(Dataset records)
════════

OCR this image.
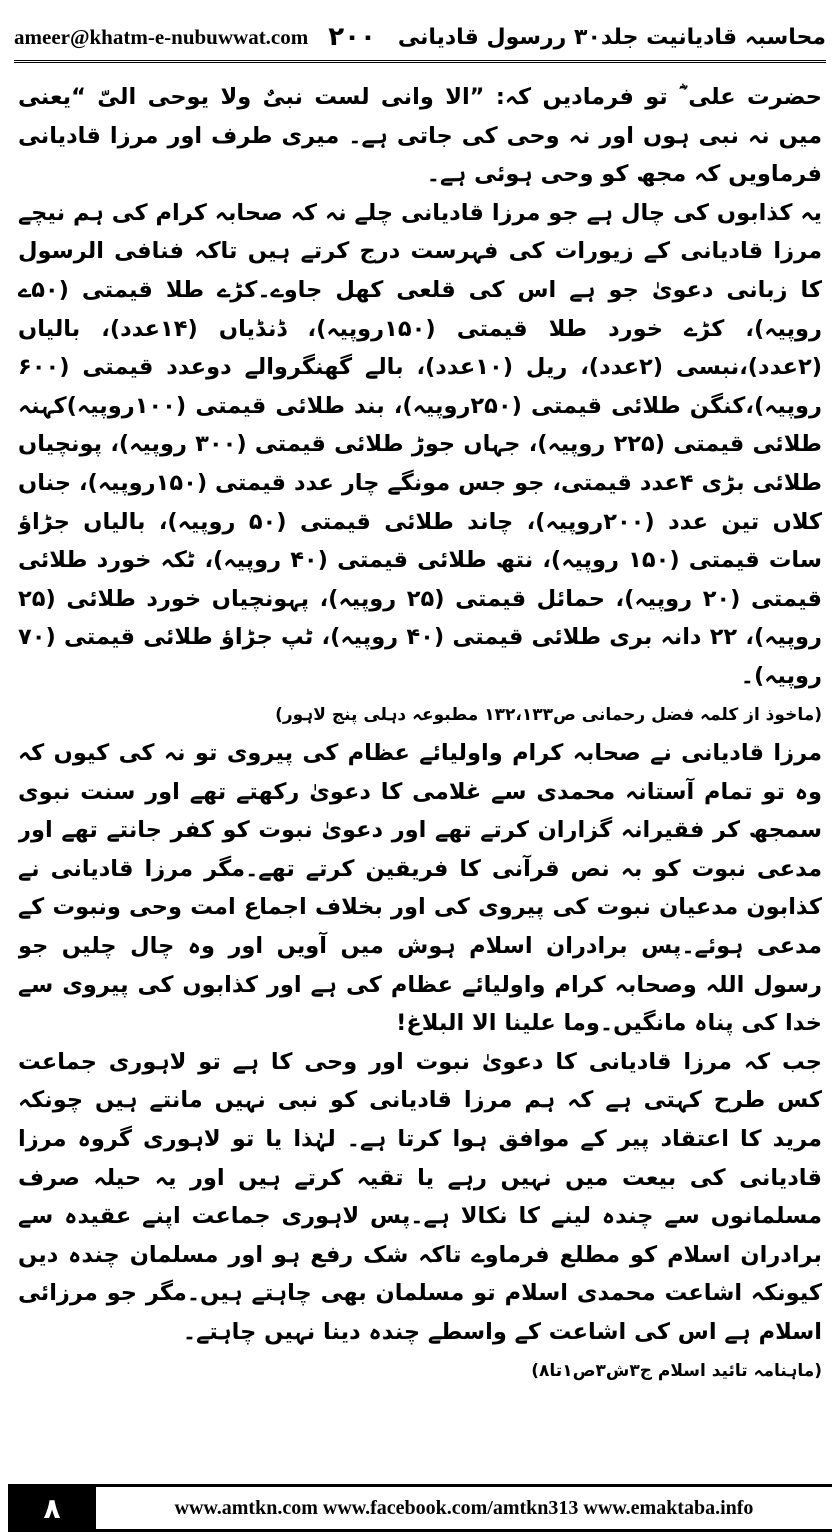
ameer@khatm-e-nubuwwat.com ۲۰۰ محاسبہ قادیانیت جلد۳۰ ررسول قادیانی

حضرت علی ؓ تو فرمادیں کہ: ”الا وانی لست نبیٌ ولا یوحی الیّ “یعنی میں نہ نبی ہوں اور نہ وحی کی جاتی ہے۔ میری طرف اور مرزا قادیانی فرماویں کہ مجھ کو وحی ہوئی ہے۔

یہ کذابوں کی چال ہے جو مرزا قادیانی چلے نہ کہ صحابہ کرام کی ہم نیچے مرزا قادیانی کے زیورات کی فہرست درج کرتے ہیں تاکہ فنافی الرسول کا زبانی دعویٰ جو ہے اس کی قلعی کھل جاوے۔کڑے طلا قیمتی (۵۰ے روپیہ)، کڑے خورد طلا قیمتی (۱۵۰روپیہ)، ڈنڈیاں (۱۴عدد)، بالیاں (۲عدد)،نبسی (۲عدد)، ریل (۱۰عدد)، بالے گھنگروالے دوعدد قیمتی (۶۰۰ روپیہ)،کنگن طلائی قیمتی (۲۵۰روپیہ)، بند طلائی قیمتی (۱۰۰روپیہ)کہنہ طلائی قیمتی (۲۲۵ روپیہ)، جہاں جوڑ طلائی قیمتی (۳۰۰ روپیہ)، پونچیاں طلائی بڑی ۴عدد قیمتی، جو جس مونگے چار عدد قیمتی (۱۵۰روپیہ)، جناں کلاں تین عدد (۲۰۰روپیہ)، چاند طلائی قیمتی (۵۰ روپیہ)، بالیاں جڑاؤ سات قیمتی (۱۵۰ روپیہ)، نتھ طلائی قیمتی (۴۰ روپیہ)، ٹکہ خورد طلائی قیمتی (۲۰ روپیہ)، حمائل قیمتی (۲۵ روپیہ)، پہونچیاں خورد طلائی (۲۵ روپیہ)، ۲۲ دانہ بری طلائی قیمتی (۴۰ روپیہ)، ٹپ جڑاؤ طلائی قیمتی (۷۰ روپیہ)۔

(ماخوذ از کلمہ فضل رحمانی ص۱۳۲،۱۳۳ مطبوعہ دہلی پنج لاہور)

مرزا قادیانی نے صحابہ کرام واولیائے عظام کی پیروی تو نہ کی کیوں کہ وہ تو تمام آستانہ محمدی سے غلامی کا دعویٰ رکھتے تھے اور سنت نبوی سمجھ کر فقیرانہ گزاران کرتے تھے اور دعویٰ نبوت کو کفر جانتے تھے اور مدعی نبوت کو بہ نص قرآنی کا فریقین کرتے تھے۔مگر مرزا قادیانی نے کذابون مدعیان نبوت کی پیروی کی اور بخلاف اجماع امت وحی ونبوت کے مدعی ہوئے۔پس برادران اسلام ہوش میں آویں اور وہ چال چلیں جو رسول اللہ وصحابہ کرام واولیائے عظام کی ہے اور کذابوں کی پیروی سے خدا کی پناہ مانگیں۔وما علینا الا البلاغ!

جب کہ مرزا قادیانی کا دعویٰ نبوت اور وحی کا ہے تو لاہوری جماعت کس طرح کہتی ہے کہ ہم مرزا قادیانی کو نبی نہیں مانتے ہیں چونکہ مرید کا اعتقاد پیر کے موافق ہوا کرتا ہے۔ لہٰذا یا تو لاہوری گروہ مرزا قادیانی کی بیعت میں نہیں رہے یا تقیہ کرتے ہیں اور یہ حیلہ صرف مسلمانوں سے چندہ لینے کا نکالا ہے۔پس لاہوری جماعت اپنے عقیدہ سے برادران اسلام کو مطلع فرماوے تاکہ شک رفع ہو اور مسلمان چندہ دیں کیونکہ اشاعت محمدی اسلام تو مسلمان بھی چاہتے ہیں۔مگر جو مرزائی اسلام ہے اس کی اشاعت کے واسطے چندہ دینا نہیں چاہتے۔

(ماہنامہ تائید اسلام ج۳ش۳ص۱تا۸)

۸	www.amtkn.com www.facebook.com/amtkn313 www.emaktaba.info
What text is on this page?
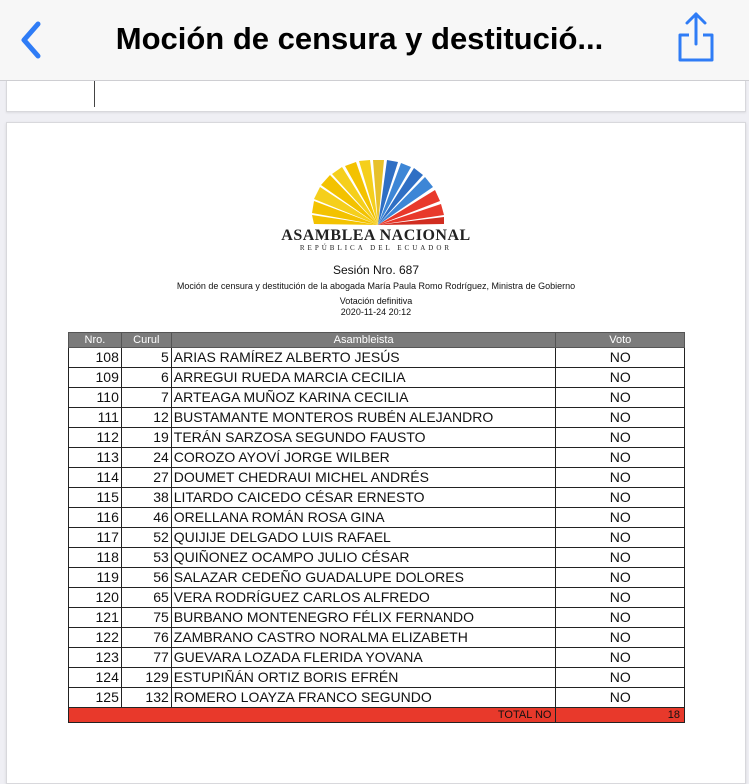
Moción de censura y destitució...
ASAMBLEA NACIONAL
REPÚBLICA DEL ECUADOR
Sesión Nro. 687
Moción de censura y destitución de la abogada María Paula Romo Rodríguez, Ministra de Gobierno
Votación definitiva
2020-11-24 20:12
Nro.	Curul	Asambleista	Voto
108	5	ARIAS RAMÍREZ ALBERTO JESÚS	NO
109	6	ARREGUI RUEDA MARCIA CECILIA	NO
110	7	ARTEAGA MUÑOZ KARINA CECILIA	NO
111	12	BUSTAMANTE MONTEROS RUBÉN ALEJANDRO	NO
112	19	TERÁN SARZOSA SEGUNDO FAUSTO	NO
113	24	COROZO AYOVÍ JORGE WILBER	NO
114	27	DOUMET CHEDRAUI MICHEL ANDRÉS	NO
115	38	LITARDO CAICEDO CÉSAR ERNESTO	NO
116	46	ORELLANA ROMÁN ROSA GINA	NO
117	52	QUIJIJE DELGADO LUIS RAFAEL	NO
118	53	QUIÑONEZ OCAMPO JULIO CÉSAR	NO
119	56	SALAZAR CEDEÑO GUADALUPE DOLORES	NO
120	65	VERA RODRÍGUEZ CARLOS ALFREDO	NO
121	75	BURBANO MONTENEGRO FÉLIX FERNANDO	NO
122	76	ZAMBRANO CASTRO NORALMA ELIZABETH	NO
123	77	GUEVARA LOZADA FLERIDA YOVANA	NO
124	129	ESTUPIÑÁN ORTIZ BORIS EFRÉN	NO
125	132	ROMERO LOAYZA FRANCO SEGUNDO	NO
TOTAL NO			18
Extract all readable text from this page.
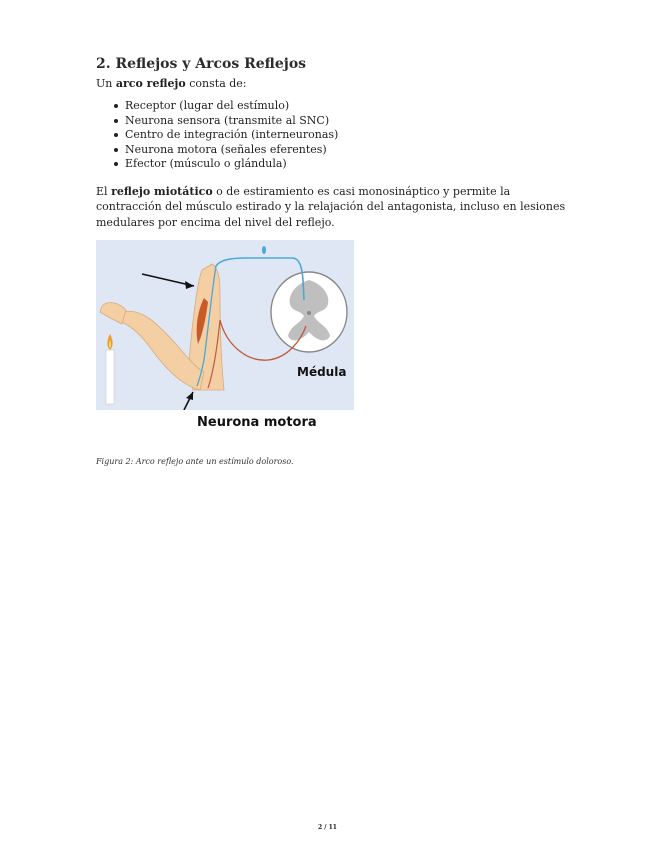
2. Reflejos y Arcos Reflejos

Un arco reflejo consta de:

Receptor (lugar del estímulo)
Neurona sensora (transmite al SNC)
Centro de integración (interneuronas)
Neurona motora (señales eferentes)
Efector (músculo o glándula)

El reflejo miotático o de estiramiento es casi monosináptico y permite la contracción del músculo estirado y la relajación del antagonista, incluso en lesiones medulares por encima del nivel del reflejo.

Médula

Neurona motora

Figura 2: Arco reflejo ante un estímulo doloroso.

2 / 11
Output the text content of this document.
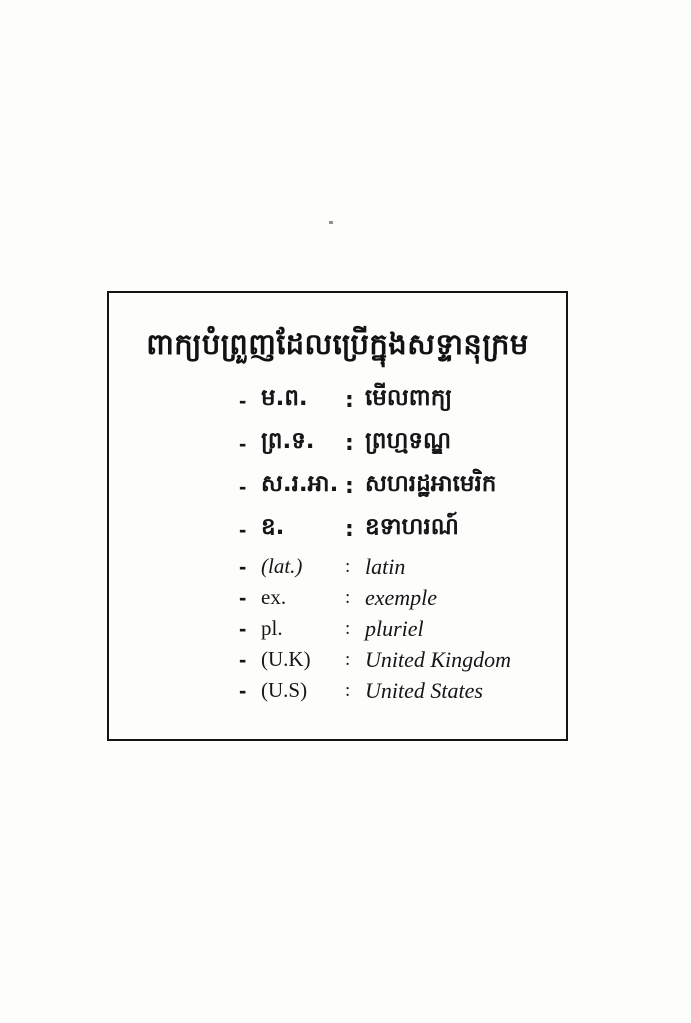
ពាក្យបំព្រួញដែលប្រើក្នុងសទ្ទានុក្រម
- ម.ព.	: មើលពាក្យ
- ព្រ.ទ.	: ព្រហ្មទណ្ឌ
- ស.រ.អា. : សហរដ្ឋអាមេរិក
- ឧ.	: ឧទាហរណ៍
- (lat.)	: latin
- ex.	: exemple
- pl.	: pluriel
- (U.K)	: United Kingdom
- (U.S)	: United States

════════

TASK DIRECTIONS: Return, unchanged, the lines from the one containing "Extract all readable text from this page." down to the end of the entries above, inclusive. Images are left out.

SOLUTION FOR THIS EXERCISE:
Extract all readable text from this page.
2. Reflejos y Arcos Reflejos

Un arco reflejo consta de:

Receptor (lugar del estímulo)
Neurona sensora (transmite al SNC)
Centro de integración (interneuronas)
Neurona motora (señales eferentes)
Efector (músculo o glándula)

El reflejo miotático o de estiramiento es casi monosináptico y permite la contracción del músculo estirado y la relajación del antagonista, incluso en lesiones medulares por encima del nivel del reflejo.

Médula

Neurona motora

Figura 2: Arco reflejo ante un estímulo doloroso.

2 / 11
Output the text content of this document.
ពាក្យបំព្រួញដែលប្រើក្នុងសទ្ទានុក្រម
- ម.ព.	: មើលពាក្យ
- ព្រ.ទ.	: ព្រហ្មទណ្ឌ
- ស.រ.អា. : សហរដ្ឋអាមេរិក
- ឧ.	: ឧទាហរណ៍
- (lat.)	: latin
- ex.	: exemple
- pl.	: pluriel
- (U.K)	: United Kingdom
- (U.S)	: United States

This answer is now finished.